(Problem details): Transcribe the part of the series-convergence passage starting with "Determine the convergence" and going on through "it is infinite.".

--- begin Given passage ---

Determine the convergence or divergence of the series.
$$\sum_{n=3}^\infty\frac{1}{n(\ln n)[\ln(\ln n)]^4}$$

## Answers (1)

2021-01-11
A series, $$\sum_{n=m}^\infty f(n)$$ converges if the value of the integral, $$\int_m^\infty f(n)$$ is finite and diverges if it is infinite.

--- end Given passage ---
--- begin Listing ---

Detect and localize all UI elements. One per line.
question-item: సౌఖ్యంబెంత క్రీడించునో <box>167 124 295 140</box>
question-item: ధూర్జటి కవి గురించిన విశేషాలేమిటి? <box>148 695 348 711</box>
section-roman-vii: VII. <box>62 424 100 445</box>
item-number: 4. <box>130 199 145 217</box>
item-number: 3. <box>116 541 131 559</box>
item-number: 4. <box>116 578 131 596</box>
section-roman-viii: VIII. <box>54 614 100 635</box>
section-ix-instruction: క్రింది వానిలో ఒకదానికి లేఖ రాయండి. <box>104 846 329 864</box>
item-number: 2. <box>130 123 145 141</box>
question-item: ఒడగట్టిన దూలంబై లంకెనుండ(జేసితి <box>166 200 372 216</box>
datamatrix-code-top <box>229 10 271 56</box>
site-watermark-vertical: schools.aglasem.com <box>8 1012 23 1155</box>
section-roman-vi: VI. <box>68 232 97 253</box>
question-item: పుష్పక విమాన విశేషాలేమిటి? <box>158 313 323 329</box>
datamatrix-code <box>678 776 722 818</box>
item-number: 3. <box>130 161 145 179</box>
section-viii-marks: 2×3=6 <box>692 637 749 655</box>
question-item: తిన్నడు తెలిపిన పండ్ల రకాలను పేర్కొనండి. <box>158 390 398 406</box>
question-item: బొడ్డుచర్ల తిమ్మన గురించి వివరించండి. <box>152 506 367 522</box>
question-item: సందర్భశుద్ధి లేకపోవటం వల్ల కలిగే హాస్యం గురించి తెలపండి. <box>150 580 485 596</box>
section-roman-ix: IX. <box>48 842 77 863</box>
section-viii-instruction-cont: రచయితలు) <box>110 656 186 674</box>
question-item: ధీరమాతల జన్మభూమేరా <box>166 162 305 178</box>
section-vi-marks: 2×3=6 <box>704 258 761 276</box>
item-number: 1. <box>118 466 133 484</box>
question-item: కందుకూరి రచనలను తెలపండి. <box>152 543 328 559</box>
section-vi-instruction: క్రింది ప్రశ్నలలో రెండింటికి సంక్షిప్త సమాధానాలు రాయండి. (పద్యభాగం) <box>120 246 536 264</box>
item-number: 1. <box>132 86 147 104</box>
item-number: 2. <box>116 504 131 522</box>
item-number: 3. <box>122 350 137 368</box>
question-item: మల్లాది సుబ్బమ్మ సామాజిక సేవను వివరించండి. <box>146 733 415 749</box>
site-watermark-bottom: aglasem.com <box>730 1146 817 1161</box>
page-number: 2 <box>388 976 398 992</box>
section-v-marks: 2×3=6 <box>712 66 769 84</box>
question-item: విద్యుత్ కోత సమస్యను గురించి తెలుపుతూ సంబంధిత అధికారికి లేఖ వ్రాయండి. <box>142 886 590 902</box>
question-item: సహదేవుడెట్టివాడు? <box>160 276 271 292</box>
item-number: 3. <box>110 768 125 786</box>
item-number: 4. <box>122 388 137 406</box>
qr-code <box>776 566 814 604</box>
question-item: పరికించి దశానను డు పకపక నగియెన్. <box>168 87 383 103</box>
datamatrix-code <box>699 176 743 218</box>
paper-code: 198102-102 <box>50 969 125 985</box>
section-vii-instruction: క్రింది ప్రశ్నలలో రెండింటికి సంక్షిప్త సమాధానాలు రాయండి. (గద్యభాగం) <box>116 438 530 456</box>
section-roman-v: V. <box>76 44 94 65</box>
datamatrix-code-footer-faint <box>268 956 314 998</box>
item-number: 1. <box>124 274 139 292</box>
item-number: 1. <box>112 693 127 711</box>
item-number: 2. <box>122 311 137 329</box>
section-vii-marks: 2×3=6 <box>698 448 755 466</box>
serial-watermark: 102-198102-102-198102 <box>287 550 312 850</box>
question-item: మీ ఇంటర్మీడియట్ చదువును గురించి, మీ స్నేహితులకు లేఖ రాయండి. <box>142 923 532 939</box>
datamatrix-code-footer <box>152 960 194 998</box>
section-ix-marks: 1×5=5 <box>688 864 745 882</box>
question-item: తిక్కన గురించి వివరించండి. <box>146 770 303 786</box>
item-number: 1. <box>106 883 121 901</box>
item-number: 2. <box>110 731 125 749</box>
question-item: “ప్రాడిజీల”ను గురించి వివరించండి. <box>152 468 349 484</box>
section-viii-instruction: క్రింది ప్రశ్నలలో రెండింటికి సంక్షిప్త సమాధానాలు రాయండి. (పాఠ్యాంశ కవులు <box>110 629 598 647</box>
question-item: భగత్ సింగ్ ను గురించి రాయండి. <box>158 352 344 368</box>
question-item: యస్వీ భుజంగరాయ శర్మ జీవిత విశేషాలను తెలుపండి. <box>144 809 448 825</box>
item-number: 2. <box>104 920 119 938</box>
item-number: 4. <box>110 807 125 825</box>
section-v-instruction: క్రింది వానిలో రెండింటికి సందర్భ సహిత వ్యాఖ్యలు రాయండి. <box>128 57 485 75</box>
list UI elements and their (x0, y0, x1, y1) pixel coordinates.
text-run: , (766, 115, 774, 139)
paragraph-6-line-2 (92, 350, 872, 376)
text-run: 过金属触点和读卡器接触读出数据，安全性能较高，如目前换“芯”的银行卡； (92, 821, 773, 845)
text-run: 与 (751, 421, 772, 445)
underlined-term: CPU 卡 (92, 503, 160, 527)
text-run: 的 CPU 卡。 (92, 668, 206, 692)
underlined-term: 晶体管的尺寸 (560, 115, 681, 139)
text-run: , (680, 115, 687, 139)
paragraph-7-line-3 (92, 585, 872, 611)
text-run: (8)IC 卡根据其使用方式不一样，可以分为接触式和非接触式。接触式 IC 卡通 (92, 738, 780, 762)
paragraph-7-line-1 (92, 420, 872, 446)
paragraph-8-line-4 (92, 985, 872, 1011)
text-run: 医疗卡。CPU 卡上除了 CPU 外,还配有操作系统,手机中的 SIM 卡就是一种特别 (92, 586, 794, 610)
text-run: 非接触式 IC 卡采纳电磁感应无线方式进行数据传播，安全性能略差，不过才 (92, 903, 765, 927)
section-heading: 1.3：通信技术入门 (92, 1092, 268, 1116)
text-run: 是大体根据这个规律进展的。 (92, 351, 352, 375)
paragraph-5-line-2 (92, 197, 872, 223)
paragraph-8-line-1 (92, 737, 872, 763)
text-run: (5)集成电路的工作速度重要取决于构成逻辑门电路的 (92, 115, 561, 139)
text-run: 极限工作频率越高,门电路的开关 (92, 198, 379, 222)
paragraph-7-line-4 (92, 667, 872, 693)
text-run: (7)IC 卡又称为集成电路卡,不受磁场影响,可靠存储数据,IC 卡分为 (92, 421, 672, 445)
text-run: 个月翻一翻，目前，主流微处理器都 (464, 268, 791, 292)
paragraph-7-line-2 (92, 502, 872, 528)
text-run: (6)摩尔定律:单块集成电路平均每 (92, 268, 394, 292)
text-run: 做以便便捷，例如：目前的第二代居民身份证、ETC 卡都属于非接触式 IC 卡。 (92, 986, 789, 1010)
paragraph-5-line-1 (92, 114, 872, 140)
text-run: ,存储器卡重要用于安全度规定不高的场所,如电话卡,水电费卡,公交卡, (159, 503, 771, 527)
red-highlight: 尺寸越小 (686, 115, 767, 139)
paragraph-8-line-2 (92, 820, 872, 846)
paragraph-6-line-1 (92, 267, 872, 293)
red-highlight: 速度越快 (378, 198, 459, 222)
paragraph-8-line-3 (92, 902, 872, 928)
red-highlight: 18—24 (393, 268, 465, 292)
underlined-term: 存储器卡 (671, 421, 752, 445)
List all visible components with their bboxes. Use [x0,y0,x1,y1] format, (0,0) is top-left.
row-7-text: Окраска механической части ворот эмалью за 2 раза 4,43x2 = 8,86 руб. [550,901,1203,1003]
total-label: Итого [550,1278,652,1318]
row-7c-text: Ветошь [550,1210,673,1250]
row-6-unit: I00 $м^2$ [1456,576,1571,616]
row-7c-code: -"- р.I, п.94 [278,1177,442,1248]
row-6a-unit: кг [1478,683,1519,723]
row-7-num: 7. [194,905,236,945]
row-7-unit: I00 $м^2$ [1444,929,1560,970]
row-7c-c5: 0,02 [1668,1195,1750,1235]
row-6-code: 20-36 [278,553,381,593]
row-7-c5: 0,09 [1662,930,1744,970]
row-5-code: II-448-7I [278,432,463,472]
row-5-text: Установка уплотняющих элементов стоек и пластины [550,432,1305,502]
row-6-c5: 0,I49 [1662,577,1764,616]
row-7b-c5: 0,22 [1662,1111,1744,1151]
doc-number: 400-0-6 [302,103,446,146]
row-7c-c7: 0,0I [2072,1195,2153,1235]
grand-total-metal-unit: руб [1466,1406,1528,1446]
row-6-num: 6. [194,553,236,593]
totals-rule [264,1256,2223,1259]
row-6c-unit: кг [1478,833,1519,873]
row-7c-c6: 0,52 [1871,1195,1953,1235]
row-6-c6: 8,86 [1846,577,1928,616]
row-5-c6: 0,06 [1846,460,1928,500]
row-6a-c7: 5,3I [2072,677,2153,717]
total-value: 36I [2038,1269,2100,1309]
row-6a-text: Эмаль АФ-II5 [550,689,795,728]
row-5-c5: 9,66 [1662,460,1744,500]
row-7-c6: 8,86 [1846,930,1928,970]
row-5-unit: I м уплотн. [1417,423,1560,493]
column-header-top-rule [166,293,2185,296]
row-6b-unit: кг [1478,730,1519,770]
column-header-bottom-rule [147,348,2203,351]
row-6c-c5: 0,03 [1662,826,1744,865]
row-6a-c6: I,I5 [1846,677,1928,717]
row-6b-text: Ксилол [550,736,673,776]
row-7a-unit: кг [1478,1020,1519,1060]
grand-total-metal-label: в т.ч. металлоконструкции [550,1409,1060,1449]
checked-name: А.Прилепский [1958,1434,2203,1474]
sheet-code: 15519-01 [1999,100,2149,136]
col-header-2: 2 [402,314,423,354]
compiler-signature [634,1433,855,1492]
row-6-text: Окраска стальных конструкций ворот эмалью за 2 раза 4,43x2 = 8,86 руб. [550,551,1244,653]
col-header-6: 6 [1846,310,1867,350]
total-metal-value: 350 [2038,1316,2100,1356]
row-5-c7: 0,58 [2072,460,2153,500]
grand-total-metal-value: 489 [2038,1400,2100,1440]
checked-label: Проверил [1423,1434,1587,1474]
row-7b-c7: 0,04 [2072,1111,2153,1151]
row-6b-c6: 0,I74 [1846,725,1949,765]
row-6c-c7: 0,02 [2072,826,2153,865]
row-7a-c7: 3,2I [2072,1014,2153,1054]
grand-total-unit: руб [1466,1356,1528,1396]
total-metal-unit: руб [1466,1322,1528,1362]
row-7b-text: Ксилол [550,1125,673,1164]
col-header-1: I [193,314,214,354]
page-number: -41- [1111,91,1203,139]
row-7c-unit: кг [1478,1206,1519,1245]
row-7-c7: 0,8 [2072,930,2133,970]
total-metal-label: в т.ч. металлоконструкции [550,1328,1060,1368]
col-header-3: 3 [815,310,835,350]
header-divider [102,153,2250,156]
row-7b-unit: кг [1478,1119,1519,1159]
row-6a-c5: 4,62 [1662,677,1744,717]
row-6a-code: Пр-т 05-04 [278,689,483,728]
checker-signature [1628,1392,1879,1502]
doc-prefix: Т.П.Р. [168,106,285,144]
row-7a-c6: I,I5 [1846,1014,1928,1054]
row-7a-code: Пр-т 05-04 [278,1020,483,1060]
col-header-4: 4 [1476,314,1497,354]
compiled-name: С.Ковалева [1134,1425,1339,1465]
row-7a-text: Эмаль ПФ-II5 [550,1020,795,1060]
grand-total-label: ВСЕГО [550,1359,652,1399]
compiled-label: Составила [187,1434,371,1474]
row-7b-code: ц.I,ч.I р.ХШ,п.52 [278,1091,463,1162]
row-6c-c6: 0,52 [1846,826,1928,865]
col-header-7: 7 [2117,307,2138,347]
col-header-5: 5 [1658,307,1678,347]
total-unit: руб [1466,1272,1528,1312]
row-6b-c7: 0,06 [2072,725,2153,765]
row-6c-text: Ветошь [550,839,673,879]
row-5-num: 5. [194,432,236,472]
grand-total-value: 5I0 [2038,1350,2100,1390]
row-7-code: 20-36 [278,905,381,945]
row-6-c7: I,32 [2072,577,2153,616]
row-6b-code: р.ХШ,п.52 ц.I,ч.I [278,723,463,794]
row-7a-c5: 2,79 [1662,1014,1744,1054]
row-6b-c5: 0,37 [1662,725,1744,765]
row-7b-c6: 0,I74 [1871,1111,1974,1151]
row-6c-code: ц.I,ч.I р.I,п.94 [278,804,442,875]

--- end Listing ---

(Exercise solution):
Determine the convergence or divergence of the series.
$$\sum_{n=3}^\infty\frac{1}{n(\ln n)[\ln(\ln n)]^4}$$

## Answers (1)

2021-01-11
A series, $$\sum_{n=m}^\infty f(n)$$ converges if the value of the integral, $$\int_m^\infty f(n)$$ is finite and diverges if it is infinite.